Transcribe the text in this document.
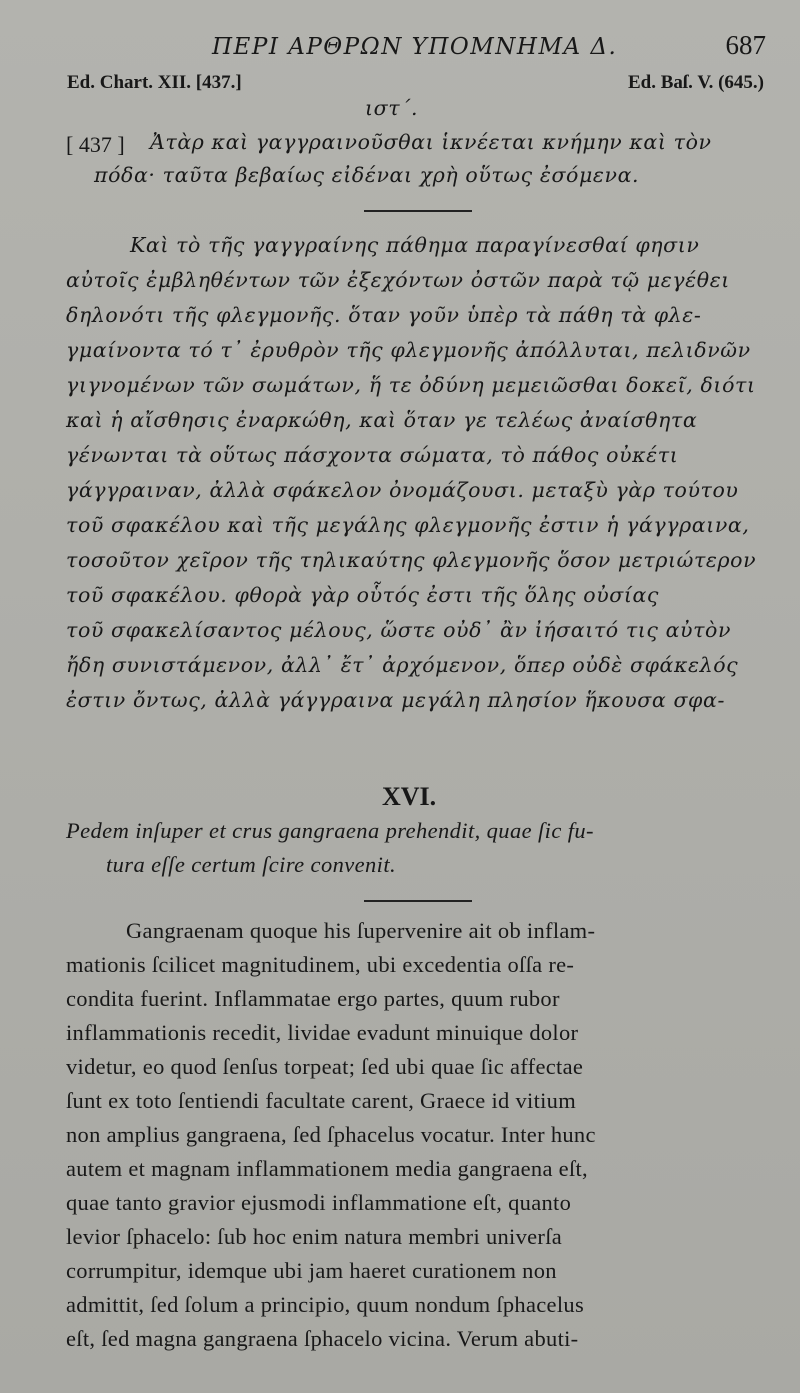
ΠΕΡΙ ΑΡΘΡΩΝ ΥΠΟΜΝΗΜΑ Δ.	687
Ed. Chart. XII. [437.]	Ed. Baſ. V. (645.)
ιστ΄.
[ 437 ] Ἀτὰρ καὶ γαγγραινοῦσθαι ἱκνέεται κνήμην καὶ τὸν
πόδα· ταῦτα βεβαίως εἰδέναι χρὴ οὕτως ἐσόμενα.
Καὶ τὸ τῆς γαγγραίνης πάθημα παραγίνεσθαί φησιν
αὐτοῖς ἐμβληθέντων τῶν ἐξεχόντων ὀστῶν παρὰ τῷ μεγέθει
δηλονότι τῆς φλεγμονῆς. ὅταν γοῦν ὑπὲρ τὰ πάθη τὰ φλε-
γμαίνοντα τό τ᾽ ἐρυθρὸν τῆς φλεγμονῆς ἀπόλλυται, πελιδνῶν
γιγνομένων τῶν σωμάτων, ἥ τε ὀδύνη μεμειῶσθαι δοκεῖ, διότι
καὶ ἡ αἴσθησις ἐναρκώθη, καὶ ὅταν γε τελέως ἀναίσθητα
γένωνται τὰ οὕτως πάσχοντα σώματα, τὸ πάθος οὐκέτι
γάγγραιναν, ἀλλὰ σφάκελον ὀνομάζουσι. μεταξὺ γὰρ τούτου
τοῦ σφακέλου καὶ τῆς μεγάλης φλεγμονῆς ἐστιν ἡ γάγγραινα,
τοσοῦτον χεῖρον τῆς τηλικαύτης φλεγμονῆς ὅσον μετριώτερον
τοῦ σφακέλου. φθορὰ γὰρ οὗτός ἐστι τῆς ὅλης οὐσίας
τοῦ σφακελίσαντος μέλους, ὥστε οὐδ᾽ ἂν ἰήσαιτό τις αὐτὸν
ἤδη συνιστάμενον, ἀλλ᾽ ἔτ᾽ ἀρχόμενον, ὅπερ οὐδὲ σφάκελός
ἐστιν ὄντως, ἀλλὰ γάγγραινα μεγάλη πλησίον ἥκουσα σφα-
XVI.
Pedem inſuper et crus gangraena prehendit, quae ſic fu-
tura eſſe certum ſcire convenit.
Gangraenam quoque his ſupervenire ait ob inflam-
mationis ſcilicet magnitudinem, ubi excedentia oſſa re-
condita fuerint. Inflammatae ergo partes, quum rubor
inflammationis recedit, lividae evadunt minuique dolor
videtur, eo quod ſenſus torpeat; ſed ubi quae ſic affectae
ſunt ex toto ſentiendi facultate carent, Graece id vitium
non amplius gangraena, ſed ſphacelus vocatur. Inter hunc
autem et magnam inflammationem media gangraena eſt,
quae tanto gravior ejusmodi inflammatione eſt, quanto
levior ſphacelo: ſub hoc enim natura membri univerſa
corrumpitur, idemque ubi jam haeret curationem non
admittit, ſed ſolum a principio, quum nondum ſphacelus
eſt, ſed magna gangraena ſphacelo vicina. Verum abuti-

■ Set problem ■
Images must not appear in the copy; reproduce everything else in the records verbatim.

■ Answer for this exercise ■
Transcribe the text in this document.
ΠΕΡΙ ΑΡΘΡΩΝ ΥΠΟΜΝΗΜΑ Δ.	687
Ed. Chart. XII. [437.]	Ed. Baſ. V. (645.)
ιστ΄.
[ 437 ] Ἀτὰρ καὶ γαγγραινοῦσθαι ἱκνέεται κνήμην καὶ τὸν
πόδα· ταῦτα βεβαίως εἰδέναι χρὴ οὕτως ἐσόμενα.
Καὶ τὸ τῆς γαγγραίνης πάθημα παραγίνεσθαί φησιν
αὐτοῖς ἐμβληθέντων τῶν ἐξεχόντων ὀστῶν παρὰ τῷ μεγέθει
δηλονότι τῆς φλεγμονῆς. ὅταν γοῦν ὑπὲρ τὰ πάθη τὰ φλε-
γμαίνοντα τό τ᾽ ἐρυθρὸν τῆς φλεγμονῆς ἀπόλλυται, πελιδνῶν
γιγνομένων τῶν σωμάτων, ἥ τε ὀδύνη μεμειῶσθαι δοκεῖ, διότι
καὶ ἡ αἴσθησις ἐναρκώθη, καὶ ὅταν γε τελέως ἀναίσθητα
γένωνται τὰ οὕτως πάσχοντα σώματα, τὸ πάθος οὐκέτι
γάγγραιναν, ἀλλὰ σφάκελον ὀνομάζουσι. μεταξὺ γὰρ τούτου
τοῦ σφακέλου καὶ τῆς μεγάλης φλεγμονῆς ἐστιν ἡ γάγγραινα,
τοσοῦτον χεῖρον τῆς τηλικαύτης φλεγμονῆς ὅσον μετριώτερον
τοῦ σφακέλου. φθορὰ γὰρ οὗτός ἐστι τῆς ὅλης οὐσίας
τοῦ σφακελίσαντος μέλους, ὥστε οὐδ᾽ ἂν ἰήσαιτό τις αὐτὸν
ἤδη συνιστάμενον, ἀλλ᾽ ἔτ᾽ ἀρχόμενον, ὅπερ οὐδὲ σφάκελός
ἐστιν ὄντως, ἀλλὰ γάγγραινα μεγάλη πλησίον ἥκουσα σφα-
XVI.
Pedem inſuper et crus gangraena prehendit, quae ſic fu-
tura eſſe certum ſcire convenit.
Gangraenam quoque his ſupervenire ait ob inflam-
mationis ſcilicet magnitudinem, ubi excedentia oſſa re-
condita fuerint. Inflammatae ergo partes, quum rubor
inflammationis recedit, lividae evadunt minuique dolor
videtur, eo quod ſenſus torpeat; ſed ubi quae ſic affectae
ſunt ex toto ſentiendi facultate carent, Graece id vitium
non amplius gangraena, ſed ſphacelus vocatur. Inter hunc
autem et magnam inflammationem media gangraena eſt,
quae tanto gravior ejusmodi inflammatione eſt, quanto
levior ſphacelo: ſub hoc enim natura membri univerſa
corrumpitur, idemque ubi jam haeret curationem non
admittit, ſed ſolum a principio, quum nondum ſphacelus
eſt, ſed magna gangraena ſphacelo vicina. Verum abuti-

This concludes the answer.